Extracted records =>
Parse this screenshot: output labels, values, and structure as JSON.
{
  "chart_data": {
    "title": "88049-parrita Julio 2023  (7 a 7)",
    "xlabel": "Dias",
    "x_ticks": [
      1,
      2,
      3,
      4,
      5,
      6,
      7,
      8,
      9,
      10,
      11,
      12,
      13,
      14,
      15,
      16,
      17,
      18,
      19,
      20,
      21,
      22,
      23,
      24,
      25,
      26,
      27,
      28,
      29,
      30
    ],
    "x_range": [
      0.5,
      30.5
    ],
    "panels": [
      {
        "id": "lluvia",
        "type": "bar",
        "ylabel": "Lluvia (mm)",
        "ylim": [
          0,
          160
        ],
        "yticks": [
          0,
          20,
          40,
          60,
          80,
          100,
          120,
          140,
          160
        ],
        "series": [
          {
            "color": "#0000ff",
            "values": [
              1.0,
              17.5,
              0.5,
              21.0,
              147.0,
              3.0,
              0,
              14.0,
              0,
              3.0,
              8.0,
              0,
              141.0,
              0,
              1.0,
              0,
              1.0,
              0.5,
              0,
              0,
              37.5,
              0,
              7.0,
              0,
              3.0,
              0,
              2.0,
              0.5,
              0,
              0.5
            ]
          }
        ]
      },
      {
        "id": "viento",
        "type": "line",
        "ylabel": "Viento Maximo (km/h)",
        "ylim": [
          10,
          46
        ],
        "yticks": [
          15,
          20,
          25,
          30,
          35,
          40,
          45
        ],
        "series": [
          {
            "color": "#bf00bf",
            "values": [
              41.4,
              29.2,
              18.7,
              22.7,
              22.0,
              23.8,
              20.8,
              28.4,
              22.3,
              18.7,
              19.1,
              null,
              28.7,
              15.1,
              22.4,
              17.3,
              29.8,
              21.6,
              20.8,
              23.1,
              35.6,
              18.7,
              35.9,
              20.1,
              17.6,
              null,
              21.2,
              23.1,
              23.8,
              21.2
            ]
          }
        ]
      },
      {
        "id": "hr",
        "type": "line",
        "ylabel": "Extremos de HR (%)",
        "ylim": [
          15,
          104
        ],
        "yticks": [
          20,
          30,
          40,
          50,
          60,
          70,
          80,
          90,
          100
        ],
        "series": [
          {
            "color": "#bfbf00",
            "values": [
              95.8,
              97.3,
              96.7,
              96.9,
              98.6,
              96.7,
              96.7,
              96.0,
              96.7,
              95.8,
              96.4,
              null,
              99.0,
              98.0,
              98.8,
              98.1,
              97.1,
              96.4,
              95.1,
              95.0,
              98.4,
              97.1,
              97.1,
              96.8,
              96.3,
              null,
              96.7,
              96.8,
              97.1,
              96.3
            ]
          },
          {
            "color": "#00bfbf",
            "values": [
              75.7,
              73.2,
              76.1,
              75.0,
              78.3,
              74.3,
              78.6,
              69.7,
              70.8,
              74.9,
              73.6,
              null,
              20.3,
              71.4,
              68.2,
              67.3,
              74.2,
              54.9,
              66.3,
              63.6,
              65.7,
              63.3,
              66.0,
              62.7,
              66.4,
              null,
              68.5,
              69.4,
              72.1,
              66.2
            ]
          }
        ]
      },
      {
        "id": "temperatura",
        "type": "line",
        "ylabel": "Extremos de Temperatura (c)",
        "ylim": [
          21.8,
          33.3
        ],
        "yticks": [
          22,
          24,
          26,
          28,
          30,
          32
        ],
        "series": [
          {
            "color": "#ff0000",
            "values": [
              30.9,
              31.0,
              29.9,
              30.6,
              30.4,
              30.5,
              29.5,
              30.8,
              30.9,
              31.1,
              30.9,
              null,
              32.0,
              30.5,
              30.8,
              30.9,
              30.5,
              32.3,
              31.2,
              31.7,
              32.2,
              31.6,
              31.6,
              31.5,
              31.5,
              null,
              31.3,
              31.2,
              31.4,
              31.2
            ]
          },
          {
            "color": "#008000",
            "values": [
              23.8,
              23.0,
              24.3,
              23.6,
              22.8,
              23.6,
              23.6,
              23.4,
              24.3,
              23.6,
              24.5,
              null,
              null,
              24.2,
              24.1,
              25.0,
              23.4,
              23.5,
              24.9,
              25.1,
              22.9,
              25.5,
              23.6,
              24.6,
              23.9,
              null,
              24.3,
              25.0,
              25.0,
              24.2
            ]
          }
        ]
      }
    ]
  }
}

INSTRUCTIONS FOR THE TASK =>
Every line of the data above should be reproduced word for word.

THE ANSWER =>
Parse this screenshot: output labels, values, and structure as JSON.
{
  "chart_data": {
    "title": "88049-parrita Julio 2023  (7 a 7)",
    "xlabel": "Dias",
    "x_ticks": [
      1,
      2,
      3,
      4,
      5,
      6,
      7,
      8,
      9,
      10,
      11,
      12,
      13,
      14,
      15,
      16,
      17,
      18,
      19,
      20,
      21,
      22,
      23,
      24,
      25,
      26,
      27,
      28,
      29,
      30
    ],
    "x_range": [
      0.5,
      30.5
    ],
    "panels": [
      {
        "id": "lluvia",
        "type": "bar",
        "ylabel": "Lluvia (mm)",
        "ylim": [
          0,
          160
        ],
        "yticks": [
          0,
          20,
          40,
          60,
          80,
          100,
          120,
          140,
          160
        ],
        "series": [
          {
            "color": "#0000ff",
            "values": [
              1.0,
              17.5,
              0.5,
              21.0,
              147.0,
              3.0,
              0,
              14.0,
              0,
              3.0,
              8.0,
              0,
              141.0,
              0,
              1.0,
              0,
              1.0,
              0.5,
              0,
              0,
              37.5,
              0,
              7.0,
              0,
              3.0,
              0,
              2.0,
              0.5,
              0,
              0.5
            ]
          }
        ]
      },
      {
        "id": "viento",
        "type": "line",
        "ylabel": "Viento Maximo (km/h)",
        "ylim": [
          10,
          46
        ],
        "yticks": [
          15,
          20,
          25,
          30,
          35,
          40,
          45
        ],
        "series": [
          {
            "color": "#bf00bf",
            "values": [
              41.4,
              29.2,
              18.7,
              22.7,
              22.0,
              23.8,
              20.8,
              28.4,
              22.3,
              18.7,
              19.1,
              null,
              28.7,
              15.1,
              22.4,
              17.3,
              29.8,
              21.6,
              20.8,
              23.1,
              35.6,
              18.7,
              35.9,
              20.1,
              17.6,
              null,
              21.2,
              23.1,
              23.8,
              21.2
            ]
          }
        ]
      },
      {
        "id": "hr",
        "type": "line",
        "ylabel": "Extremos de HR (%)",
        "ylim": [
          15,
          104
        ],
        "yticks": [
          20,
          30,
          40,
          50,
          60,
          70,
          80,
          90,
          100
        ],
        "series": [
          {
            "color": "#bfbf00",
            "values": [
              95.8,
              97.3,
              96.7,
              96.9,
              98.6,
              96.7,
              96.7,
              96.0,
              96.7,
              95.8,
              96.4,
              null,
              99.0,
              98.0,
              98.8,
              98.1,
              97.1,
              96.4,
              95.1,
              95.0,
              98.4,
              97.1,
              97.1,
              96.8,
              96.3,
              null,
              96.7,
              96.8,
              97.1,
              96.3
            ]
          },
          {
            "color": "#00bfbf",
            "values": [
              75.7,
              73.2,
              76.1,
              75.0,
              78.3,
              74.3,
              78.6,
              69.7,
              70.8,
              74.9,
              73.6,
              null,
              20.3,
              71.4,
              68.2,
              67.3,
              74.2,
              54.9,
              66.3,
              63.6,
              65.7,
              63.3,
              66.0,
              62.7,
              66.4,
              null,
              68.5,
              69.4,
              72.1,
              66.2
            ]
          }
        ]
      },
      {
        "id": "temperatura",
        "type": "line",
        "ylabel": "Extremos de Temperatura (c)",
        "ylim": [
          21.8,
          33.3
        ],
        "yticks": [
          22,
          24,
          26,
          28,
          30,
          32
        ],
        "series": [
          {
            "color": "#ff0000",
            "values": [
              30.9,
              31.0,
              29.9,
              30.6,
              30.4,
              30.5,
              29.5,
              30.8,
              30.9,
              31.1,
              30.9,
              null,
              32.0,
              30.5,
              30.8,
              30.9,
              30.5,
              32.3,
              31.2,
              31.7,
              32.2,
              31.6,
              31.6,
              31.5,
              31.5,
              null,
              31.3,
              31.2,
              31.4,
              31.2
            ]
          },
          {
            "color": "#008000",
            "values": [
              23.8,
              23.0,
              24.3,
              23.6,
              22.8,
              23.6,
              23.6,
              23.4,
              24.3,
              23.6,
              24.5,
              null,
              null,
              24.2,
              24.1,
              25.0,
              23.4,
              23.5,
              24.9,
              25.1,
              22.9,
              25.5,
              23.6,
              24.6,
              23.9,
              null,
              24.3,
              25.0,
              25.0,
              24.2
            ]
          }
        ]
      }
    ]
  }
}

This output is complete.